Document page records
--- START ---

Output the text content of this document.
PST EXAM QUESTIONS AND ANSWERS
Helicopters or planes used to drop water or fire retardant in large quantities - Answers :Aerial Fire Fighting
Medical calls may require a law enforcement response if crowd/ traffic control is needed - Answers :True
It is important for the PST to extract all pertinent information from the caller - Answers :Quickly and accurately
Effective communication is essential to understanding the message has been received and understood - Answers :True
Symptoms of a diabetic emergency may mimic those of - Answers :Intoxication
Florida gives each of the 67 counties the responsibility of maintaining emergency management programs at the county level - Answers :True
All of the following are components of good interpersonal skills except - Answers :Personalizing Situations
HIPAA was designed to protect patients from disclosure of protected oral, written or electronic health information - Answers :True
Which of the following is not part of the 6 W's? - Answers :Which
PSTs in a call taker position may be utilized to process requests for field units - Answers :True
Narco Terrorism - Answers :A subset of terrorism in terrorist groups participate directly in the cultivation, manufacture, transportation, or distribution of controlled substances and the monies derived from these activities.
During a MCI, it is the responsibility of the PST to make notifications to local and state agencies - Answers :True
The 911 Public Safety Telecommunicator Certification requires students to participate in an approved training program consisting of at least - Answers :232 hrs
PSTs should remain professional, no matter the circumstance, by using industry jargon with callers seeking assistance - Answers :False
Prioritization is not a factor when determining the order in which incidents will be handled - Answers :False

--- END ---

**TO DO**
Lines containing the string "False" are the ones to copy from the entries above.

**THE ANSWER**
PSTs should remain professional, no matter the circumstance, by using industry jargon with callers seeking assistance - Answers :False
Prioritization is not a factor when determining the order in which incidents will be handled - Answers :False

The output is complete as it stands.